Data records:
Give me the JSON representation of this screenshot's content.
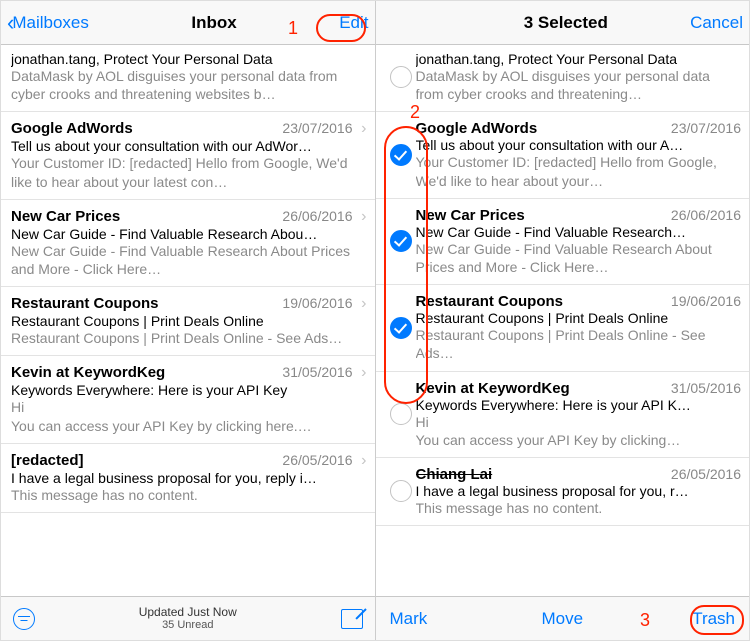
{
  "left": {
    "nav": {
      "back": "Mailboxes",
      "title": "Inbox",
      "right": "Edit"
    },
    "rows": [
      {
        "sender": "jonathan.tang, Protect Your Personal Data",
        "date": "",
        "subject": "DataMask by AOL disguises your personal data",
        "preview": "from cyber crooks and threatening websites b…",
        "showChevron": false,
        "top": true
      },
      {
        "sender": "Google AdWords",
        "date": "23/07/2016",
        "subject": "Tell us about your consultation with our AdWor…",
        "preview": "Your Customer ID: [redacted] Hello from Google, We'd like to hear about your latest con…",
        "showChevron": true
      },
      {
        "sender": "New Car Prices",
        "date": "26/06/2016",
        "subject": "New Car Guide - Find Valuable Research Abou…",
        "preview": "New Car Guide - Find Valuable Research About Prices and More - Click Here…",
        "showChevron": true
      },
      {
        "sender": "Restaurant Coupons",
        "date": "19/06/2016",
        "subject": "Restaurant Coupons | Print Deals Online",
        "preview": "Restaurant Coupons | Print Deals Online - See Ads…",
        "showChevron": true
      },
      {
        "sender": "Kevin at KeywordKeg",
        "date": "31/05/2016",
        "subject": "Keywords Everywhere: Here is your API Key",
        "preview": "Hi\nYou can access your API Key by clicking here.…",
        "showChevron": true
      },
      {
        "sender": "[redacted]",
        "date": "26/05/2016",
        "subject": "I have a legal business proposal for you, reply i…",
        "preview": "This message has no content.",
        "showChevron": true
      }
    ],
    "toolbar": {
      "updated": "Updated Just Now",
      "unread": "35 Unread"
    }
  },
  "right": {
    "nav": {
      "title": "3 Selected",
      "right": "Cancel"
    },
    "rows": [
      {
        "sender": "jonathan.tang, Protect Your Personal Data",
        "date": "",
        "subject": "DataMask by AOL disguises your personal",
        "preview": "data from cyber crooks and threatening…",
        "checked": false,
        "top": true
      },
      {
        "sender": "Google AdWords",
        "date": "23/07/2016",
        "subject": "Tell us about your consultation with our A…",
        "preview": "Your Customer ID: [redacted] Hello from Google, We'd like to hear about your…",
        "checked": true
      },
      {
        "sender": "New Car Prices",
        "date": "26/06/2016",
        "subject": "New Car Guide - Find Valuable Research…",
        "preview": "New Car Guide - Find Valuable Research About Prices and More - Click Here…",
        "checked": true
      },
      {
        "sender": "Restaurant Coupons",
        "date": "19/06/2016",
        "subject": "Restaurant Coupons | Print Deals Online",
        "preview": "Restaurant Coupons | Print Deals Online - See Ads…",
        "checked": true
      },
      {
        "sender": "Kevin at KeywordKeg",
        "date": "31/05/2016",
        "subject": "Keywords Everywhere: Here is your API K…",
        "preview": "Hi\nYou can access your API Key by clicking…",
        "checked": false
      },
      {
        "sender": "Chiang Lai",
        "date": "26/05/2016",
        "subject": "I have a legal business proposal for you, r…",
        "preview": "This message has no content.",
        "checked": false,
        "struck": true
      }
    ],
    "actions": {
      "mark": "Mark",
      "move": "Move",
      "trash": "Trash"
    }
  },
  "annotations": {
    "n1": "1",
    "n2": "2",
    "n3": "3"
  }
}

Given exercise » Return only those lines of the records that contain the string "disguises".

Problem solution »
        "subject": "DataMask by AOL disguises your personal data",
        "subject": "DataMask by AOL disguises your personal",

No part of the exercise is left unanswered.